::: Recorded information
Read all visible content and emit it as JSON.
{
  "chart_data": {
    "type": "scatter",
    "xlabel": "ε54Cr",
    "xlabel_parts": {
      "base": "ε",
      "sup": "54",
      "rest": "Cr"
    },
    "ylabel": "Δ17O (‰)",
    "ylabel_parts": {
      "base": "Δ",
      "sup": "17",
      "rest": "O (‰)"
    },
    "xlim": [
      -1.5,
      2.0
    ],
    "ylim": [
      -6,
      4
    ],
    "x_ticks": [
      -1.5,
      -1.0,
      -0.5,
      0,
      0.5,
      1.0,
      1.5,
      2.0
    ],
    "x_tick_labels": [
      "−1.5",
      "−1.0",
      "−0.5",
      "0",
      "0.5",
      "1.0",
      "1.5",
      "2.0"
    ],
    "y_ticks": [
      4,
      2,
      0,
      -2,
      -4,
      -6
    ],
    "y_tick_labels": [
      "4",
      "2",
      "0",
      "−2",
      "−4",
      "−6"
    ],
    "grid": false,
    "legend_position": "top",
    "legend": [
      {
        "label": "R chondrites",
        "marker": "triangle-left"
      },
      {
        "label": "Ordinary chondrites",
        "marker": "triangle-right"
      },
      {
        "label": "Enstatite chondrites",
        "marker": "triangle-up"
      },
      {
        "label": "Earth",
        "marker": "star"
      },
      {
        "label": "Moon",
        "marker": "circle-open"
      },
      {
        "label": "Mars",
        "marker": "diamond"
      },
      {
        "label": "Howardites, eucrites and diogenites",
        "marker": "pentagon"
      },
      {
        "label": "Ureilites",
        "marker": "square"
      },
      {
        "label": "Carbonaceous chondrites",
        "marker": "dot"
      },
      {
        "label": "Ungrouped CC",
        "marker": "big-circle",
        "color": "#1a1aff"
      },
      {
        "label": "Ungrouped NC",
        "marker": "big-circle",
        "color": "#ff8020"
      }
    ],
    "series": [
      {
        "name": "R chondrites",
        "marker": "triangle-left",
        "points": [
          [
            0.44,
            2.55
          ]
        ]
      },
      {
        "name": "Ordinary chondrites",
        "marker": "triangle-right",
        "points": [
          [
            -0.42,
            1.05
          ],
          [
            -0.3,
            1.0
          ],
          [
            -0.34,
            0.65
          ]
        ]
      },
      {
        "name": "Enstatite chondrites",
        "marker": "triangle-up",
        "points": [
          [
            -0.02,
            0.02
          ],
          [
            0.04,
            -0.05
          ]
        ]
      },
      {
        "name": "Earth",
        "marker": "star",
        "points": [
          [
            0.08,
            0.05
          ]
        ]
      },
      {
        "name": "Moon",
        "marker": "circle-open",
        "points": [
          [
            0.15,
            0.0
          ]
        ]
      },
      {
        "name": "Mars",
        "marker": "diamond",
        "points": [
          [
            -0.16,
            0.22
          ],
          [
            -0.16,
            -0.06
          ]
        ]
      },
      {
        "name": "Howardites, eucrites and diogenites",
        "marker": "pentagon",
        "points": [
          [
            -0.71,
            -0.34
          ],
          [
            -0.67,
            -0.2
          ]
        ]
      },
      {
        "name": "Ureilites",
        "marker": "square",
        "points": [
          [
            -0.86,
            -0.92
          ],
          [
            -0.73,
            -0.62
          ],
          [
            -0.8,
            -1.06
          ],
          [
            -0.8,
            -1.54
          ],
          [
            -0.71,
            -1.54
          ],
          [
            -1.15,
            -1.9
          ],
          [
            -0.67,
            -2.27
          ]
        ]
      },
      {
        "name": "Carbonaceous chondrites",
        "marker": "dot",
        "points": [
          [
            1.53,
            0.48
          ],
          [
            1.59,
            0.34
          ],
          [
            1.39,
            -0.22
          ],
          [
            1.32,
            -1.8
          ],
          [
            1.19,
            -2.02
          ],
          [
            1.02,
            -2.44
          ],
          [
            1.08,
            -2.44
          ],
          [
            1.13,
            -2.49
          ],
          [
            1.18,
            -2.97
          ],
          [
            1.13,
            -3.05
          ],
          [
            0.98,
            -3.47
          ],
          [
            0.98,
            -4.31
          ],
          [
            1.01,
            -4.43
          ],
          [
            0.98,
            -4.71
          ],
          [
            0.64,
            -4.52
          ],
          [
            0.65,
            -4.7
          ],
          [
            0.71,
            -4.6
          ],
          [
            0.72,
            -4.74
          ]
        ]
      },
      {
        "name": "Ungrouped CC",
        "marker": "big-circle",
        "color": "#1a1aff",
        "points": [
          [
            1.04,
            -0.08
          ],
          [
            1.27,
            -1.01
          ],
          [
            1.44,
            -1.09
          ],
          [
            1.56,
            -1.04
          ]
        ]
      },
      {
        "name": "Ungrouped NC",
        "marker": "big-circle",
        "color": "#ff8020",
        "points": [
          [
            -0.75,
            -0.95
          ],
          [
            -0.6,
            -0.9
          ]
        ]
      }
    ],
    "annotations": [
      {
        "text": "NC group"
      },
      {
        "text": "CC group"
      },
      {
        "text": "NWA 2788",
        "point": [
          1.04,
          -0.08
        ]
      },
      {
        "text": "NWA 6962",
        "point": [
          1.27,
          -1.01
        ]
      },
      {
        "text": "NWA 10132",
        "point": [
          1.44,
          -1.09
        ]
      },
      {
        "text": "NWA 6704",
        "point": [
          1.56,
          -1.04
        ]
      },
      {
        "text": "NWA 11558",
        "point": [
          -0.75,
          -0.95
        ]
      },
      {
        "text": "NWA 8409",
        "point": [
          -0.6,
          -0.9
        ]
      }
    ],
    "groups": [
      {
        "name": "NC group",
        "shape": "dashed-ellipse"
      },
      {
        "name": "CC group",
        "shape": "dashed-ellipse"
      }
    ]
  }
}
::::::
• [Given problem]: Copy out every line from the records that has the word "diogenites".

• [Result for this exercise]:
        "label": "Howardites, eucrites and diogenites",
        "name": "Howardites, eucrites and diogenites",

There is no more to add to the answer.